#### A run of records

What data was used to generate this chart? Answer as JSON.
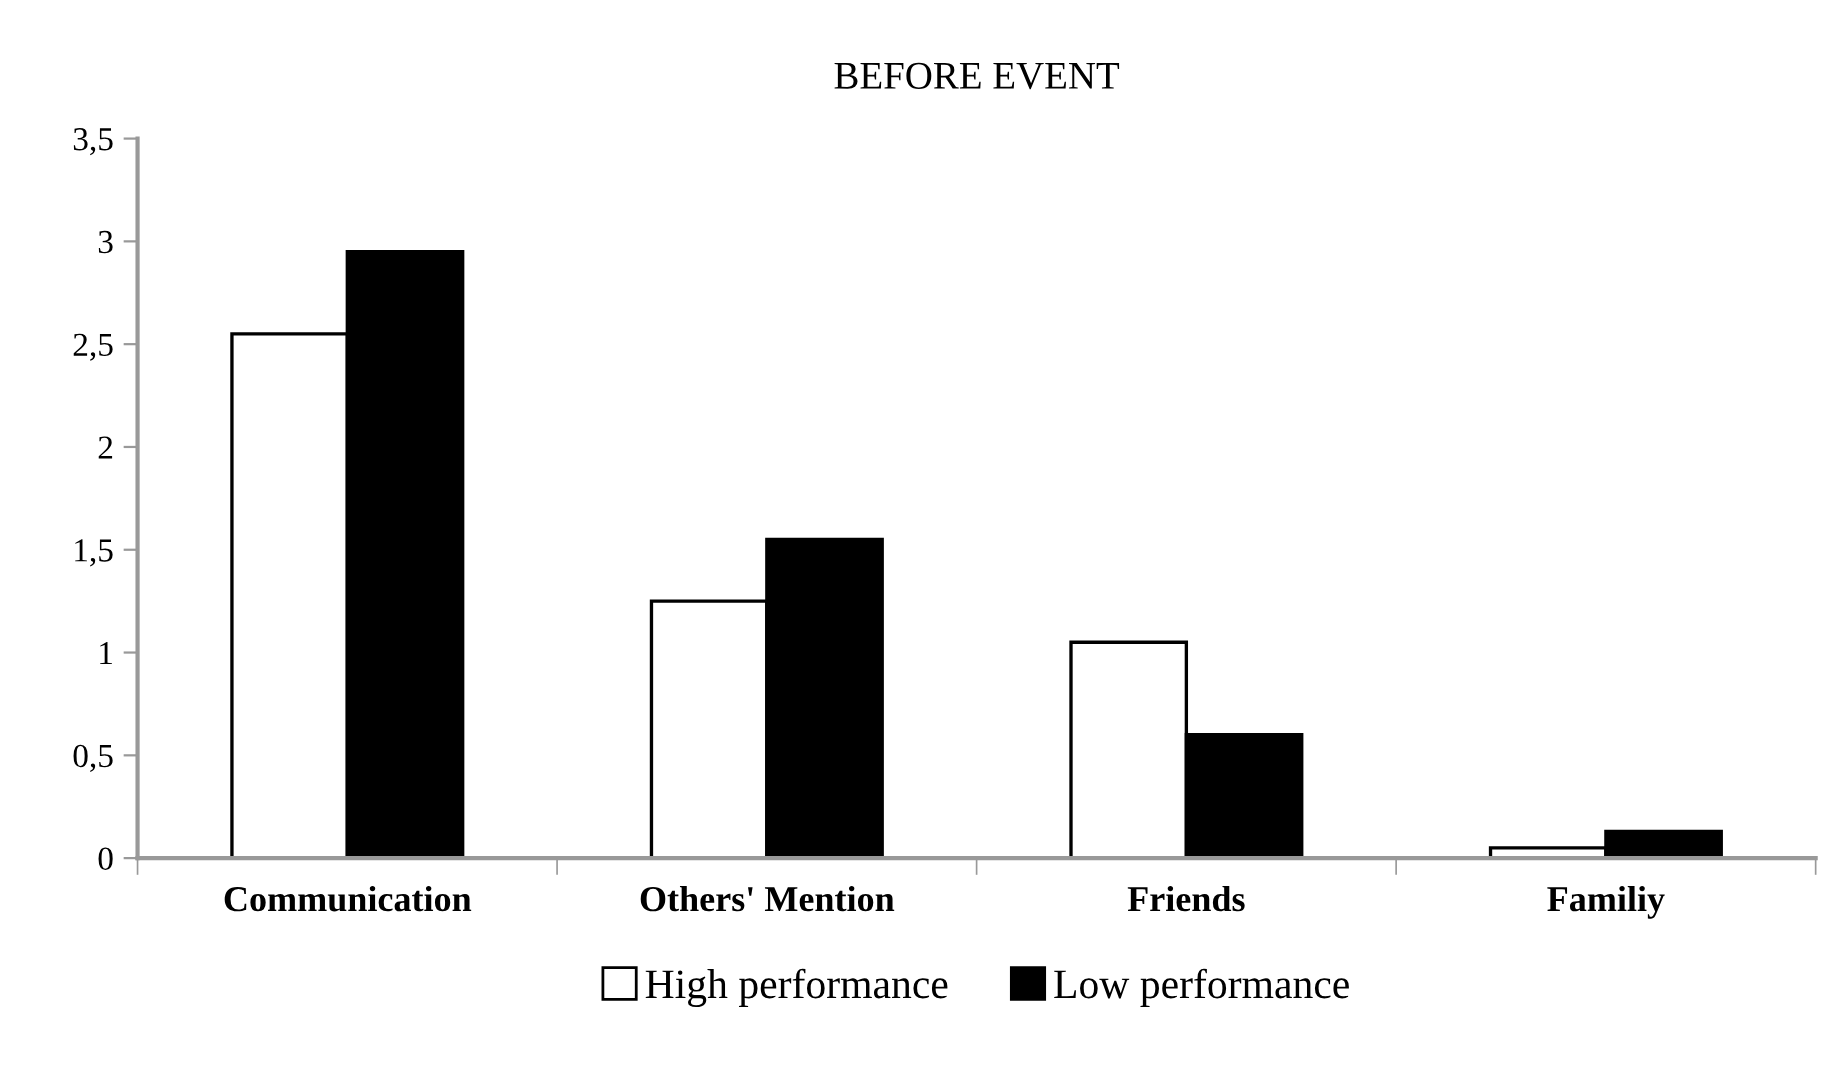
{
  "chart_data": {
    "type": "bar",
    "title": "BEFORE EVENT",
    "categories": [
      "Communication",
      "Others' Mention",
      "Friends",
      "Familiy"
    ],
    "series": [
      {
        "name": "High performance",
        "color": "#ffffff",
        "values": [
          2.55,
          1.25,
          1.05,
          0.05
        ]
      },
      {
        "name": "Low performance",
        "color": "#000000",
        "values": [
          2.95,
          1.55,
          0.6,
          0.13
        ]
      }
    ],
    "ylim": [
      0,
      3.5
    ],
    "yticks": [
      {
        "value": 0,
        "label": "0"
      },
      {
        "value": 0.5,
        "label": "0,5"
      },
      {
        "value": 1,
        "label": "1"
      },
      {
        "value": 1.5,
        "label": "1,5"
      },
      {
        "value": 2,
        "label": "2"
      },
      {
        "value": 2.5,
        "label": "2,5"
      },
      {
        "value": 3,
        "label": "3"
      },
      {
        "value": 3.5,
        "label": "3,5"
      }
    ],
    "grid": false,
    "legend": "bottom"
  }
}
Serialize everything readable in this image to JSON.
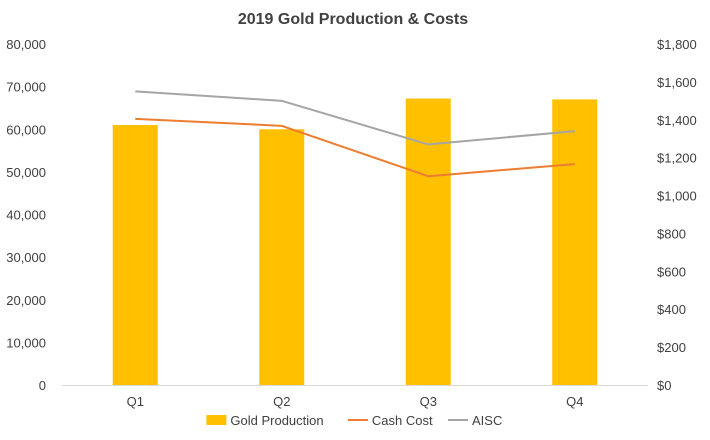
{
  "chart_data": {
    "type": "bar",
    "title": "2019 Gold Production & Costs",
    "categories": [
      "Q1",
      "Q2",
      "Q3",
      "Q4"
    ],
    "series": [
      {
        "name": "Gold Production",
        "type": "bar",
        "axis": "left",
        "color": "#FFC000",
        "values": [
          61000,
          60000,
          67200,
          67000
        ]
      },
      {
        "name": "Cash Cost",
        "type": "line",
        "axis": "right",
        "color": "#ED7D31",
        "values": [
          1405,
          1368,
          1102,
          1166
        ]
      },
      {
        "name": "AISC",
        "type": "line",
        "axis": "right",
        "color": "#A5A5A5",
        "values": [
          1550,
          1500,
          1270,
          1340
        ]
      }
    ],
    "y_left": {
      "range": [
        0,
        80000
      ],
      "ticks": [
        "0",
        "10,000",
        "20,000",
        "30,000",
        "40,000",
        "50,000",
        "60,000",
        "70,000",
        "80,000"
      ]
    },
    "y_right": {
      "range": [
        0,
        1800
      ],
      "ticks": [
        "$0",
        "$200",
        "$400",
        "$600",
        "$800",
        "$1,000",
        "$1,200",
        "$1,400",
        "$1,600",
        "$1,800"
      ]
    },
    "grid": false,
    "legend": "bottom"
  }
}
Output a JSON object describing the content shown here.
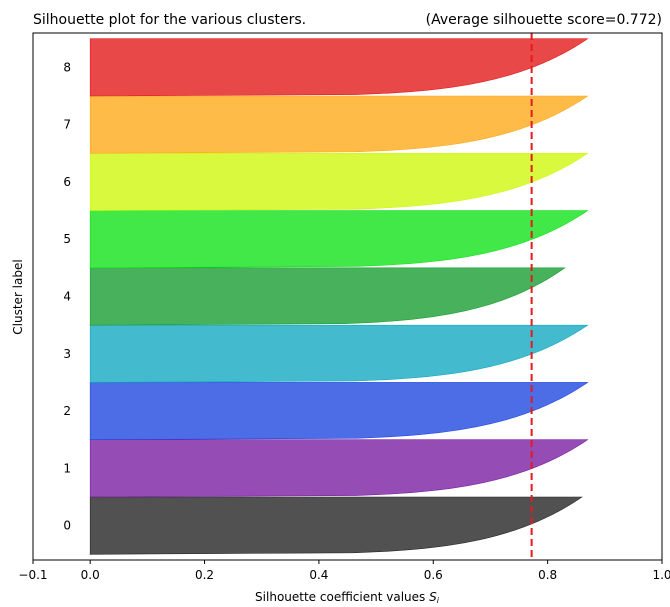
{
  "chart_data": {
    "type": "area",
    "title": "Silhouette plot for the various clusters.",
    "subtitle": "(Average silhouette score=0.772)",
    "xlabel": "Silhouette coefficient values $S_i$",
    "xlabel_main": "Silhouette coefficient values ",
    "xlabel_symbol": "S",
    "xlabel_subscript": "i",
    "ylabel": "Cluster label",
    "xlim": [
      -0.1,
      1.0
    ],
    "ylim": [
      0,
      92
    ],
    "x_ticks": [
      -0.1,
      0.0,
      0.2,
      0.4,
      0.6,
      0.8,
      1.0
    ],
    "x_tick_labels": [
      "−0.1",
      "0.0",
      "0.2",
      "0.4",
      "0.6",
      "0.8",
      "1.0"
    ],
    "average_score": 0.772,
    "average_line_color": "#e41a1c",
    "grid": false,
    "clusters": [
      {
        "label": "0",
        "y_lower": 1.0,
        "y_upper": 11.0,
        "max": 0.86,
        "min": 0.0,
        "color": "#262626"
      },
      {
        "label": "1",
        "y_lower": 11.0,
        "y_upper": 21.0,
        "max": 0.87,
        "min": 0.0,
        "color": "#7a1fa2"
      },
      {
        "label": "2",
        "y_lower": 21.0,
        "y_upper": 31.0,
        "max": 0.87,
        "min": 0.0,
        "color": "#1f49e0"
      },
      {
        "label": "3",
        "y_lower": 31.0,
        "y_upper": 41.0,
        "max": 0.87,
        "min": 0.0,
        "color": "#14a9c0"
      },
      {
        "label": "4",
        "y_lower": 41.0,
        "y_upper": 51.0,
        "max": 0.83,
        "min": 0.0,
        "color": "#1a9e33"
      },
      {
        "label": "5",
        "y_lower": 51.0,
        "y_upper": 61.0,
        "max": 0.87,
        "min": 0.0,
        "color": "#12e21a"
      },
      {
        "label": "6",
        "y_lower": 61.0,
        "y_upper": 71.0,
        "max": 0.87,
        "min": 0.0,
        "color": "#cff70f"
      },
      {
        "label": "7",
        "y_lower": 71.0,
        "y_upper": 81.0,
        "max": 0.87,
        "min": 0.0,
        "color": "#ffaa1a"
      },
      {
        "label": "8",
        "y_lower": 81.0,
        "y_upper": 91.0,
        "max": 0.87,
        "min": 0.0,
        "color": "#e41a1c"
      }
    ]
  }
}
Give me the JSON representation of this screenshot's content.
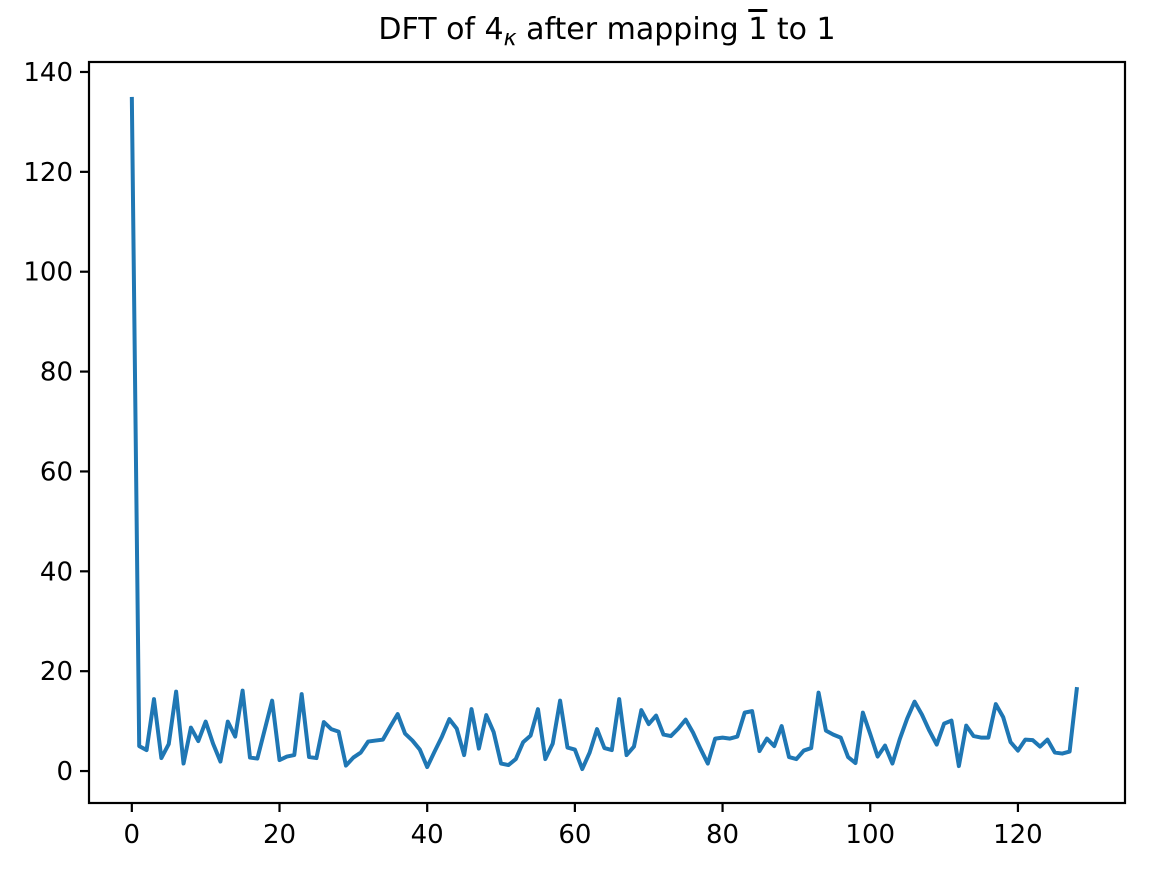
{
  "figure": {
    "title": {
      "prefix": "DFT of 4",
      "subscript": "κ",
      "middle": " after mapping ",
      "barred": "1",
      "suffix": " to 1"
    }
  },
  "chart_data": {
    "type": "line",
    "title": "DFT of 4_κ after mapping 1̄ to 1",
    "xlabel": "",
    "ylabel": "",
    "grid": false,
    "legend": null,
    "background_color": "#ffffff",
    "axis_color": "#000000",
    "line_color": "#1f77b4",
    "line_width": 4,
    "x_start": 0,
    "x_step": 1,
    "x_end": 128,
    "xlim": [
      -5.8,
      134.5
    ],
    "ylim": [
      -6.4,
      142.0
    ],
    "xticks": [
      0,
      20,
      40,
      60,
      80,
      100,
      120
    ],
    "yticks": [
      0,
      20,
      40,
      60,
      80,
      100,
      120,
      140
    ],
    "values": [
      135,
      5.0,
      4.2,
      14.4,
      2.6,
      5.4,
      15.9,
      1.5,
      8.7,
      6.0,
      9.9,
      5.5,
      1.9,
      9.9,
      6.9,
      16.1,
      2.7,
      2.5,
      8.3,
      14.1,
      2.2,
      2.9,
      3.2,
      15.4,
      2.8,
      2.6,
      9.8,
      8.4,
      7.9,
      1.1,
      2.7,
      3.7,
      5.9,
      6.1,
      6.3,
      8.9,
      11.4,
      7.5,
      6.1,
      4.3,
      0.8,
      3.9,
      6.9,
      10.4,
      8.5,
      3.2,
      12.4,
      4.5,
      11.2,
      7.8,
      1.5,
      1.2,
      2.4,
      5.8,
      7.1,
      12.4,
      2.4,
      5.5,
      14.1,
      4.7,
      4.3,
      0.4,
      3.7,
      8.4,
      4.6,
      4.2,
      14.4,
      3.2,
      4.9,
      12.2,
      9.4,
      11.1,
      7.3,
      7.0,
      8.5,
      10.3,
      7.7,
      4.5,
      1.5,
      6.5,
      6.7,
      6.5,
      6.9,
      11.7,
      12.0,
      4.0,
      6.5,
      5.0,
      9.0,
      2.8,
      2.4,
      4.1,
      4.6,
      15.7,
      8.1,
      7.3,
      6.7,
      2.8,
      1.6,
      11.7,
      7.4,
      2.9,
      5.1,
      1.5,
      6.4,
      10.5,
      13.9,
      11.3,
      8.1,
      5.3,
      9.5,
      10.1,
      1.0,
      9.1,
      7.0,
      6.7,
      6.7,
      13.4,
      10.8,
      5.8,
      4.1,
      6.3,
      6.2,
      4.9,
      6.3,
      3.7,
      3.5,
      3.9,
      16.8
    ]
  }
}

#### EXERCISE REQUIREMENTS
Repeat each line of the records above exactly, but do not copy the pictures.

#### THE SOLUTION
What data was used to generate this chart? Answer as JSON.
{
  "chart_data": {
    "type": "bar",
    "title": "BEFORE EVENT",
    "categories": [
      "Communication",
      "Others' Mention",
      "Friends",
      "Familiy"
    ],
    "series": [
      {
        "name": "High performance",
        "color": "#ffffff",
        "values": [
          2.55,
          1.25,
          1.05,
          0.05
        ]
      },
      {
        "name": "Low performance",
        "color": "#000000",
        "values": [
          2.95,
          1.55,
          0.6,
          0.13
        ]
      }
    ],
    "ylim": [
      0,
      3.5
    ],
    "yticks": [
      {
        "value": 0,
        "label": "0"
      },
      {
        "value": 0.5,
        "label": "0,5"
      },
      {
        "value": 1,
        "label": "1"
      },
      {
        "value": 1.5,
        "label": "1,5"
      },
      {
        "value": 2,
        "label": "2"
      },
      {
        "value": 2.5,
        "label": "2,5"
      },
      {
        "value": 3,
        "label": "3"
      },
      {
        "value": 3.5,
        "label": "3,5"
      }
    ],
    "grid": false,
    "legend": "bottom"
  }
}
Serialize everything readable in this image to JSON.
{
  "chart_data": {
    "type": "bar",
    "title": "2019 Gold Production & Costs",
    "categories": [
      "Q1",
      "Q2",
      "Q3",
      "Q4"
    ],
    "series": [
      {
        "name": "Gold Production",
        "type": "bar",
        "axis": "left",
        "color": "#FFC000",
        "values": [
          61000,
          60000,
          67200,
          67000
        ]
      },
      {
        "name": "Cash Cost",
        "type": "line",
        "axis": "right",
        "color": "#ED7D31",
        "values": [
          1405,
          1368,
          1102,
          1166
        ]
      },
      {
        "name": "AISC",
        "type": "line",
        "axis": "right",
        "color": "#A5A5A5",
        "values": [
          1550,
          1500,
          1270,
          1340
        ]
      }
    ],
    "y_left": {
      "range": [
        0,
        80000
      ],
      "ticks": [
        "0",
        "10,000",
        "20,000",
        "30,000",
        "40,000",
        "50,000",
        "60,000",
        "70,000",
        "80,000"
      ]
    },
    "y_right": {
      "range": [
        0,
        1800
      ],
      "ticks": [
        "$0",
        "$200",
        "$400",
        "$600",
        "$800",
        "$1,000",
        "$1,200",
        "$1,400",
        "$1,600",
        "$1,800"
      ]
    },
    "grid": false,
    "legend": "bottom"
  }
}
Output a JSON object describing the content shown here.
{
  "chart_data": {
    "type": "area",
    "title": "Silhouette plot for the various clusters.",
    "subtitle": "(Average silhouette score=0.772)",
    "xlabel": "Silhouette coefficient values $S_i$",
    "xlabel_main": "Silhouette coefficient values ",
    "xlabel_symbol": "S",
    "xlabel_subscript": "i",
    "ylabel": "Cluster label",
    "xlim": [
      -0.1,
      1.0
    ],
    "ylim": [
      0,
      92
    ],
    "x_ticks": [
      -0.1,
      0.0,
      0.2,
      0.4,
      0.6,
      0.8,
      1.0
    ],
    "x_tick_labels": [
      "−0.1",
      "0.0",
      "0.2",
      "0.4",
      "0.6",
      "0.8",
      "1.0"
    ],
    "average_score": 0.772,
    "average_line_color": "#e41a1c",
    "grid": false,
    "clusters": [
      {
        "label": "0",
        "y_lower": 1.0,
        "y_upper": 11.0,
        "max": 0.86,
        "min": 0.0,
        "color": "#262626"
      },
      {
        "label": "1",
        "y_lower": 11.0,
        "y_upper": 21.0,
        "max": 0.87,
        "min": 0.0,
        "color": "#7a1fa2"
      },
      {
        "label": "2",
        "y_lower": 21.0,
        "y_upper": 31.0,
        "max": 0.87,
        "min": 0.0,
        "color": "#1f49e0"
      },
      {
        "label": "3",
        "y_lower": 31.0,
        "y_upper": 41.0,
        "max": 0.87,
        "min": 0.0,
        "color": "#14a9c0"
      },
      {
        "label": "4",
        "y_lower": 41.0,
        "y_upper": 51.0,
        "max": 0.83,
        "min": 0.0,
        "color": "#1a9e33"
      },
      {
        "label": "5",
        "y_lower": 51.0,
        "y_upper": 61.0,
        "max": 0.87,
        "min": 0.0,
        "color": "#12e21a"
      },
      {
        "label": "6",
        "y_lower": 61.0,
        "y_upper": 71.0,
        "max": 0.87,
        "min": 0.0,
        "color": "#cff70f"
      },
      {
        "label": "7",
        "y_lower": 71.0,
        "y_upper": 81.0,
        "max": 0.87,
        "min": 0.0,
        "color": "#ffaa1a"
      },
      {
        "label": "8",
        "y_lower": 81.0,
        "y_upper": 91.0,
        "max": 0.87,
        "min": 0.0,
        "color": "#e41a1c"
      }
    ]
  }
}
Give me the JSON representation of this screenshot's content.
{
  "figure": {
    "title": {
      "prefix": "DFT of 4",
      "subscript": "κ",
      "middle": " after mapping ",
      "barred": "1",
      "suffix": " to 1"
    }
  },
  "chart_data": {
    "type": "line",
    "title": "DFT of 4_κ after mapping 1̄ to 1",
    "xlabel": "",
    "ylabel": "",
    "grid": false,
    "legend": null,
    "background_color": "#ffffff",
    "axis_color": "#000000",
    "line_color": "#1f77b4",
    "line_width": 4,
    "x_start": 0,
    "x_step": 1,
    "x_end": 128,
    "xlim": [
      -5.8,
      134.5
    ],
    "ylim": [
      -6.4,
      142.0
    ],
    "xticks": [
      0,
      20,
      40,
      60,
      80,
      100,
      120
    ],
    "yticks": [
      0,
      20,
      40,
      60,
      80,
      100,
      120,
      140
    ],
    "values": [
      135,
      5.0,
      4.2,
      14.4,
      2.6,
      5.4,
      15.9,
      1.5,
      8.7,
      6.0,
      9.9,
      5.5,
      1.9,
      9.9,
      6.9,
      16.1,
      2.7,
      2.5,
      8.3,
      14.1,
      2.2,
      2.9,
      3.2,
      15.4,
      2.8,
      2.6,
      9.8,
      8.4,
      7.9,
      1.1,
      2.7,
      3.7,
      5.9,
      6.1,
      6.3,
      8.9,
      11.4,
      7.5,
      6.1,
      4.3,
      0.8,
      3.9,
      6.9,
      10.4,
      8.5,
      3.2,
      12.4,
      4.5,
      11.2,
      7.8,
      1.5,
      1.2,
      2.4,
      5.8,
      7.1,
      12.4,
      2.4,
      5.5,
      14.1,
      4.7,
      4.3,
      0.4,
      3.7,
      8.4,
      4.6,
      4.2,
      14.4,
      3.2,
      4.9,
      12.2,
      9.4,
      11.1,
      7.3,
      7.0,
      8.5,
      10.3,
      7.7,
      4.5,
      1.5,
      6.5,
      6.7,
      6.5,
      6.9,
      11.7,
      12.0,
      4.0,
      6.5,
      5.0,
      9.0,
      2.8,
      2.4,
      4.1,
      4.6,
      15.7,
      8.1,
      7.3,
      6.7,
      2.8,
      1.6,
      11.7,
      7.4,
      2.9,
      5.1,
      1.5,
      6.4,
      10.5,
      13.9,
      11.3,
      8.1,
      5.3,
      9.5,
      10.1,
      1.0,
      9.1,
      7.0,
      6.7,
      6.7,
      13.4,
      10.8,
      5.8,
      4.1,
      6.3,
      6.2,
      4.9,
      6.3,
      3.7,
      3.5,
      3.9,
      16.8
    ]
  }
}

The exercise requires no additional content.